When asked whether he would drink at the restaurant across the street from the warehouse, the
grievor replied that he would not drink there, unless he went there to eat. Then he corrected
himself, saying that he would not drink there at all. Why, he asked, would he put his foot in the
snare?
The grievor then said that he’d had a year’s practice being around alcohol and not drinking. He
had boarders there that drank and they had offered him drinks and he refused them. He said that
he didn’t even yearn for drink because it had caused him too much agony. He wanted his job
back as soon as possible because he needed the money and the benefits. If he didn’t get it, he
said, he would be in dire financial straits.

# WORK ORDER 1:
In the passage on the grievor's testimony, why did he want his job back as soon as possible?
# WORK ORDER 2:
Repeat the passage on the grievor's testimony between "The grievor then" and "dire financial straits.", inclusive.
# WORK ORDER 3:
Go on with the passage on the grievor's testimony from the point where it stops.

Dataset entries
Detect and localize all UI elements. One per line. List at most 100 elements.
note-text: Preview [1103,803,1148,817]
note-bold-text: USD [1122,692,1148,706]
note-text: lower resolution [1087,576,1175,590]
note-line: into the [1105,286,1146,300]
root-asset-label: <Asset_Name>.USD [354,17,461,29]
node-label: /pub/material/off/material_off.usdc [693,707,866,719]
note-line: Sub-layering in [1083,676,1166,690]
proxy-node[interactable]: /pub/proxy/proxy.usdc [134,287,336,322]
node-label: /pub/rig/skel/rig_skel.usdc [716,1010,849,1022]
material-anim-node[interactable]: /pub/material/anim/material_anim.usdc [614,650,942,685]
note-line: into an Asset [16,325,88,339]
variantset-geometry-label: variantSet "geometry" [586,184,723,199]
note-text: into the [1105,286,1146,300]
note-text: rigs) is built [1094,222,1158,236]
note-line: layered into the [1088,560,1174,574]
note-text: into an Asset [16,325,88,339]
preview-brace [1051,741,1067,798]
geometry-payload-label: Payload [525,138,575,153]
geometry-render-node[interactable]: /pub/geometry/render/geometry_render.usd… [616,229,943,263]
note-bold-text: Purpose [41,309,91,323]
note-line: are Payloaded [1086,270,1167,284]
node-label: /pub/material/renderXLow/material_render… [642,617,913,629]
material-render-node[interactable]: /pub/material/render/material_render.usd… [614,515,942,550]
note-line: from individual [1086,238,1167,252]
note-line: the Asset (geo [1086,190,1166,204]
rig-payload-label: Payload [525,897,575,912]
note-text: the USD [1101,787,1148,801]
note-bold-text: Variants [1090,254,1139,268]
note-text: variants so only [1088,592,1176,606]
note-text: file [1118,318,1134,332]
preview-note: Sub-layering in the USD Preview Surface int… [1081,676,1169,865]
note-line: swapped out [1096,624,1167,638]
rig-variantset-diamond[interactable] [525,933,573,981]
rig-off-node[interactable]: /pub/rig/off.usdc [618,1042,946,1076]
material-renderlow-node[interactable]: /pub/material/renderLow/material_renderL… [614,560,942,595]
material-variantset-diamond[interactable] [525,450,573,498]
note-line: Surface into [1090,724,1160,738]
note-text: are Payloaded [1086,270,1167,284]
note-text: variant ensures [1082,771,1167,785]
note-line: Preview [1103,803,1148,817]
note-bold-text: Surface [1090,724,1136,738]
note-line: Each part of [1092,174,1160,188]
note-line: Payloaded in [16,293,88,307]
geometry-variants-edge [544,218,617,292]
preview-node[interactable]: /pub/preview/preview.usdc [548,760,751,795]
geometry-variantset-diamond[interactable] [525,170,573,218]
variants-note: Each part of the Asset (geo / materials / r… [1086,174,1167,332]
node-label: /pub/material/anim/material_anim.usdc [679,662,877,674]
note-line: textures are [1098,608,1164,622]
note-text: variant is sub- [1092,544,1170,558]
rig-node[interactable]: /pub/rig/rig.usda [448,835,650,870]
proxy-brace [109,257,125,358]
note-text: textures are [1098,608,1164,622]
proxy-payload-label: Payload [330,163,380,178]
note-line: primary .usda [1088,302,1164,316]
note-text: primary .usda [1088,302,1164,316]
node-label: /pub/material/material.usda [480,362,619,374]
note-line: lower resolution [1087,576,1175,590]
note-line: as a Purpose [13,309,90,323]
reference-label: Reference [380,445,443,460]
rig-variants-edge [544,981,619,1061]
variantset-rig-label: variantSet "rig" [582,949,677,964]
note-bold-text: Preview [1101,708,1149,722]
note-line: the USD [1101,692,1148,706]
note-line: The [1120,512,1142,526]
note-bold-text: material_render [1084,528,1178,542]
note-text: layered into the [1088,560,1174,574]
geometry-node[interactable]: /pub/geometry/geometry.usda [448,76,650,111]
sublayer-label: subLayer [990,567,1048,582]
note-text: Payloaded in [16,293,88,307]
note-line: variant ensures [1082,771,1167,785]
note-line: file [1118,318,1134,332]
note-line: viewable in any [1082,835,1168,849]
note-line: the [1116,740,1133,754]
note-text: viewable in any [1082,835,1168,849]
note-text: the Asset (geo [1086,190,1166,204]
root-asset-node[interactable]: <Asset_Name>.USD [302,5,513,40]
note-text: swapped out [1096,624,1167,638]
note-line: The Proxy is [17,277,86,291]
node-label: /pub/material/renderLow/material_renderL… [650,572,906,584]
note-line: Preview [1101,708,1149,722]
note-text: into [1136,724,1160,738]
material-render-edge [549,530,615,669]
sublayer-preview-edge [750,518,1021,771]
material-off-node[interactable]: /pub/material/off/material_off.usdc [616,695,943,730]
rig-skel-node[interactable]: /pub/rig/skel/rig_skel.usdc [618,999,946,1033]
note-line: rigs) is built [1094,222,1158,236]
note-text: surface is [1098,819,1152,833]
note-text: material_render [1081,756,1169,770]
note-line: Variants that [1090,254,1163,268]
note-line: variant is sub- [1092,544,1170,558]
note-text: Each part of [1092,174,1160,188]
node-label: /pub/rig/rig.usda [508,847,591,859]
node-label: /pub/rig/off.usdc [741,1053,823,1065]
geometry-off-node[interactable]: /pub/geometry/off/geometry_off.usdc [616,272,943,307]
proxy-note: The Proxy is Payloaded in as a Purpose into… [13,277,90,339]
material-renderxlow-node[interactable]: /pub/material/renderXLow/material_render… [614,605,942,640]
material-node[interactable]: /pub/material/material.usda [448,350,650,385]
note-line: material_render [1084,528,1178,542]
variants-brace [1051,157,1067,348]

# EXERCISE ANSWER 1:
He needed the money and the benefits.

# EXERCISE ANSWER 2:
The grievor then said that he’d had a year’s practice being around alcohol and not drinking. He
had boarders there that drank and they had offered him drinks and he refused them. He said that
he didn’t even yearn for drink because it had caused him too much agony. He wanted his job
back as soon as possible because he needed the money and the benefits. If he didn’t get it, he
said, he would be in dire financial straits.

# EXERCISE ANSWER 3:
16
Also called to testify on behalf of the grievor was Mr. Christopher Sen, an addiction counselor at
the Pinewood Centre in Oshawa. Mr. Sen had been at the Centre for about three and a half years
and had performed assessment, referral and case management duties. Prior to that, Mr. Sen had
worked primarily in children’s services, mediating issues and problems arising in families with
teenaged children. He had-a Bachelor of Social Work degree as well as a Bachelor’s degree in
Social Science. He also had other training in the addictions field, primarily comprising upgrading
courses in pharmacology, concurrent disorders and addiction management.
After Mr. Sen completed detailing his professional background, counsel for the union requested
that he be recognized by the Board as qualified to give opinion evidence regarding the grievor’s
rehabilitative potential and success. Mr. Sen was so recognized.
Mr. Sen stated that he first saw the grievor on June 30, 1994. At the time, Mr. Sen was covering
for Ms. Gwynna Campbell, who was on vacation. The grievor requested entry into the Pinewood
Centre’s 2 1 -day rehabilitation program. This was a program that focused on lifestyle change,
based on adapting the client’s coping mechanisms to healthier choices. The grievor was accepted
into this program.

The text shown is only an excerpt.